— Start of INPUT DATA —

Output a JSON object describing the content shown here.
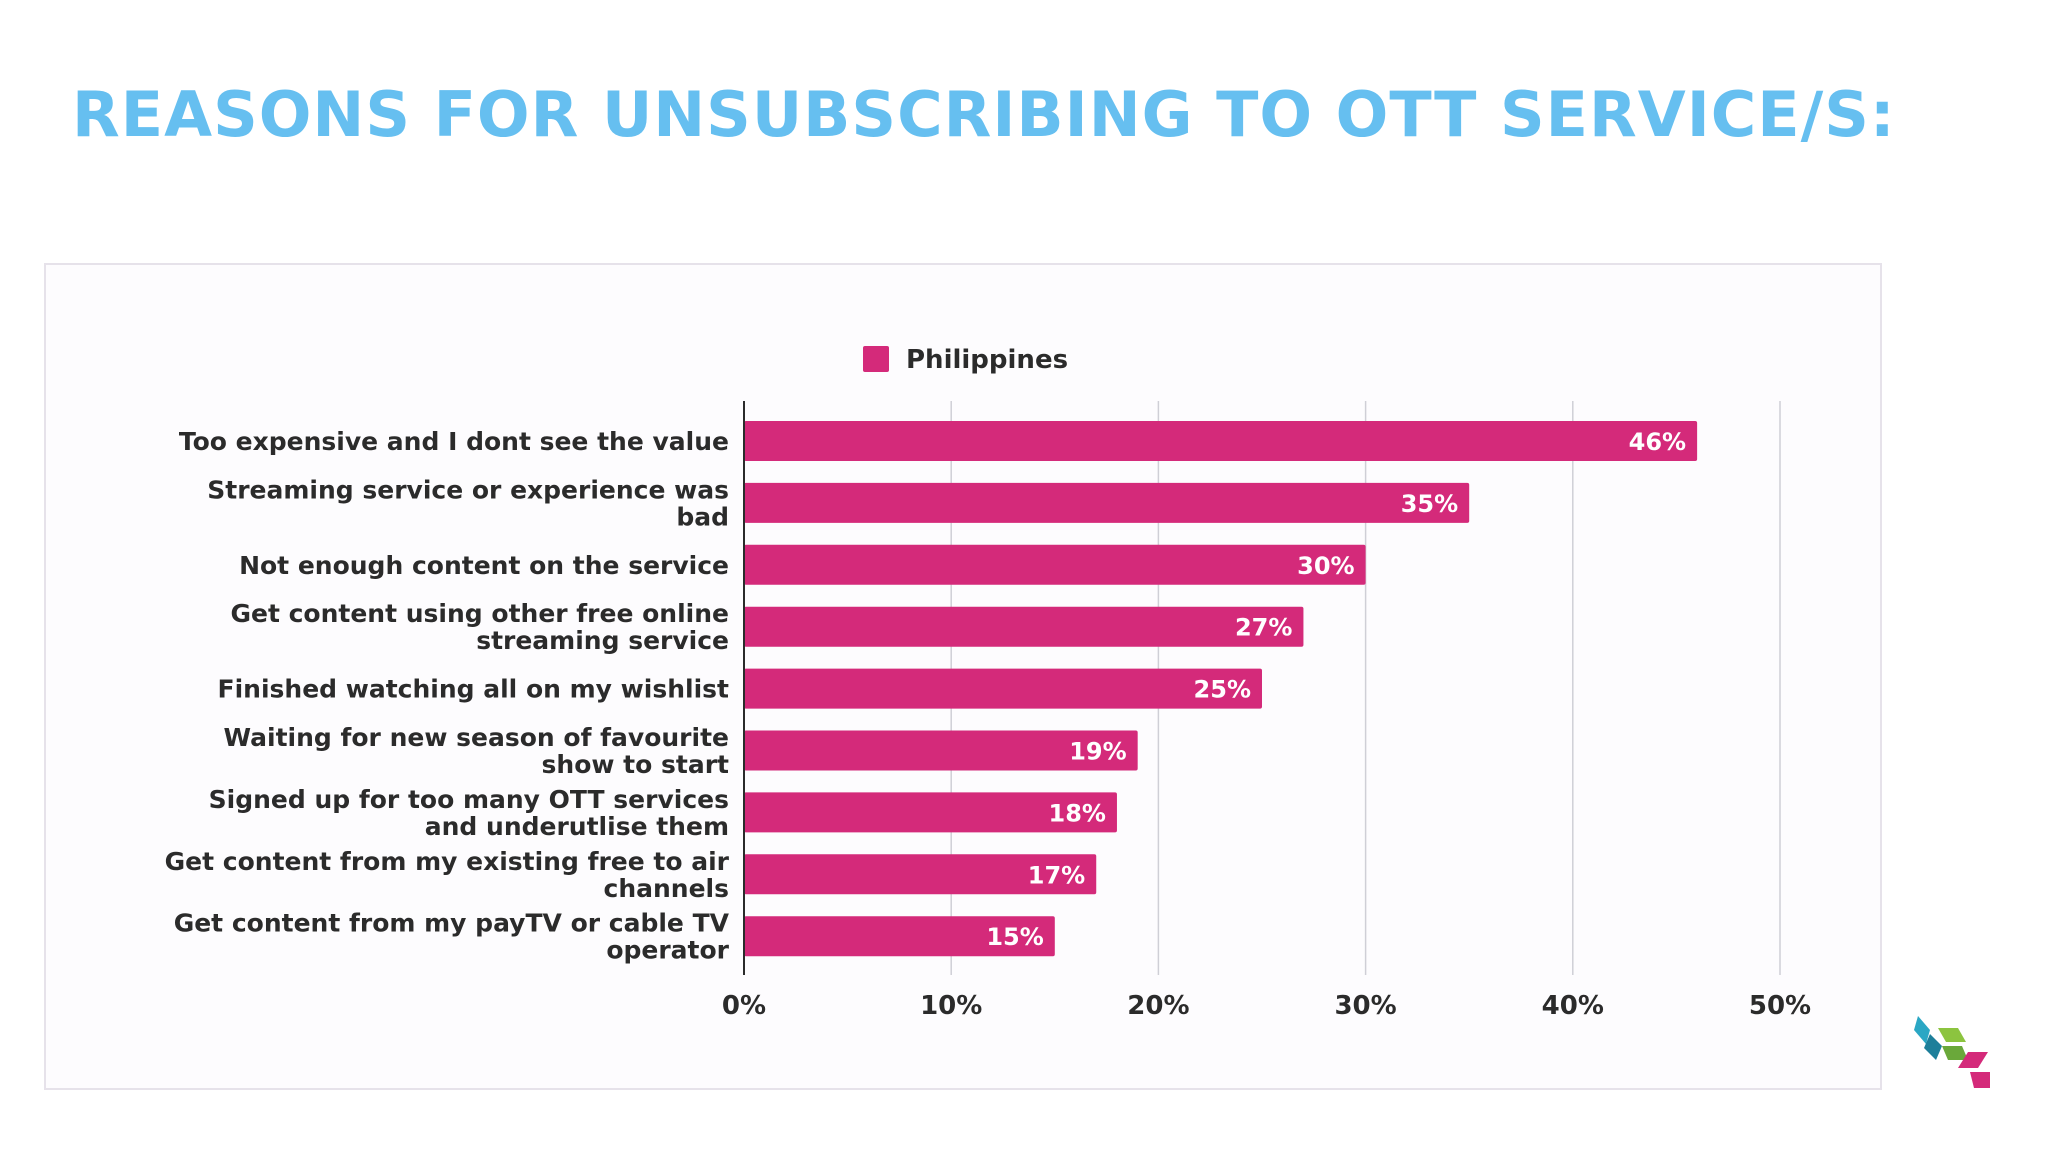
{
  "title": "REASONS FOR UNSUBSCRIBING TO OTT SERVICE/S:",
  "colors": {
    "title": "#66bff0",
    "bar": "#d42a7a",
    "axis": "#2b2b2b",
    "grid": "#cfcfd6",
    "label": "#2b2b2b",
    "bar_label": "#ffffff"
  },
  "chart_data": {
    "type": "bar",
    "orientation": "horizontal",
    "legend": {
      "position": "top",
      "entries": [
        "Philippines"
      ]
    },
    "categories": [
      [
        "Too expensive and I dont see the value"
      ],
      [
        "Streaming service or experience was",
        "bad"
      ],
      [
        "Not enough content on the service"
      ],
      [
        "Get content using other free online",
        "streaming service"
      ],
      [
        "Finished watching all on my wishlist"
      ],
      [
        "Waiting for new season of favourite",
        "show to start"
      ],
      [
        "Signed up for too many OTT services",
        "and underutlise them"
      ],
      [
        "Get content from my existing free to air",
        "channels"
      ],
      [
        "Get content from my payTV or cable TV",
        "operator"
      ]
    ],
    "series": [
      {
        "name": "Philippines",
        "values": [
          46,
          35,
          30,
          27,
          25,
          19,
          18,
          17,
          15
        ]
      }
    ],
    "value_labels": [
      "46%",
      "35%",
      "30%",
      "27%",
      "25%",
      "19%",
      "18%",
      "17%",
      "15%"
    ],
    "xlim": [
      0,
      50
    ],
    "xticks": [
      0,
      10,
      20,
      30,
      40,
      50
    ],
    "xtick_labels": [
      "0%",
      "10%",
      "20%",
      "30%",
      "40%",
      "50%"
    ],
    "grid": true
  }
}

— End of INPUT DATA —
— Start of INPUT DATA —

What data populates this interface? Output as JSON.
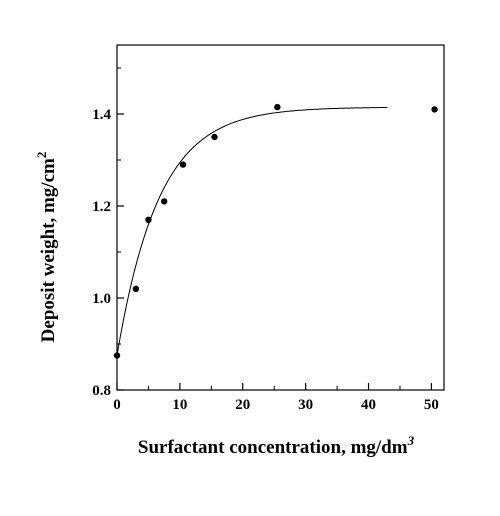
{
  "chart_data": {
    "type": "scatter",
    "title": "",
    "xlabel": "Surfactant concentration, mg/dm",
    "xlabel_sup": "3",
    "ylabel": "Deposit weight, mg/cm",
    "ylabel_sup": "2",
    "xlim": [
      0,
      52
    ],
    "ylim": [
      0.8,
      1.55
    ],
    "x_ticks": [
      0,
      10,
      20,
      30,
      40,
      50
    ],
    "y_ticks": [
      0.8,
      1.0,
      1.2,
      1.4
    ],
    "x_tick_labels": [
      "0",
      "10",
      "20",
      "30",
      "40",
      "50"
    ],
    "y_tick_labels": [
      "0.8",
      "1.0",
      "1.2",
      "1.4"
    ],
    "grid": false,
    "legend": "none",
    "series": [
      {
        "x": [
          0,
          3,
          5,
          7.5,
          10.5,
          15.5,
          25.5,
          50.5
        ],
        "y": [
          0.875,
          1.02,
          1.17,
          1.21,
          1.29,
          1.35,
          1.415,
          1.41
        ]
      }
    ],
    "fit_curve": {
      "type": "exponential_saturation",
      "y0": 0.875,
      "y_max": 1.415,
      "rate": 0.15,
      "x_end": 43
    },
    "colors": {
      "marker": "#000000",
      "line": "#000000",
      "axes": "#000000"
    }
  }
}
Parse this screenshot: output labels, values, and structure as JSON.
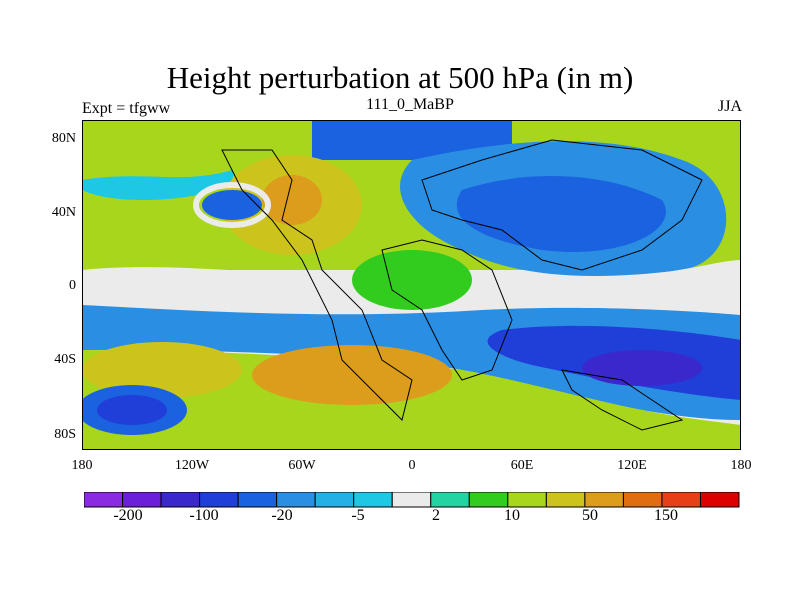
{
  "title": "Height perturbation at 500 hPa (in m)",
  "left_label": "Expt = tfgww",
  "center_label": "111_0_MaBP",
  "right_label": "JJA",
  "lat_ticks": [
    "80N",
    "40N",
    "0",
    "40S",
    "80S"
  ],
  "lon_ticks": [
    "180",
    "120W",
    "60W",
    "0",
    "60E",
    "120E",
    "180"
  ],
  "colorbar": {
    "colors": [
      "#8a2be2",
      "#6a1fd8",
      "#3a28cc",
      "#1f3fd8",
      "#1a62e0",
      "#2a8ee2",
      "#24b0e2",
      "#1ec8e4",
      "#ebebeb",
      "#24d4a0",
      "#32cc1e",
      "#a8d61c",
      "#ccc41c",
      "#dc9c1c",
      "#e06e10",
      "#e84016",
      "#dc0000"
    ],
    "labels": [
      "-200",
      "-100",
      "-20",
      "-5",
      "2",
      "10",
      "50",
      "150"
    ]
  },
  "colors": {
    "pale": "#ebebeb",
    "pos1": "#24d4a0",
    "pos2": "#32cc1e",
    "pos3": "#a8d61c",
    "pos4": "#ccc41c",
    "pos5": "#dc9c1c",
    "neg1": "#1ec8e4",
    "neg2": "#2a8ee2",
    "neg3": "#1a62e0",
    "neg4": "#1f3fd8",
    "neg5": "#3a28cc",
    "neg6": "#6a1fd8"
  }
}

— End of INPUT DATA —

Working from the listing above, pick out every line that has "JSON" and copy it.

#### EXPECTED OUTPUT:
Output a JSON object describing the content shown here.
What data populates this interface? Output as JSON.
Parse this screenshot: output labels, values, and structure as JSON.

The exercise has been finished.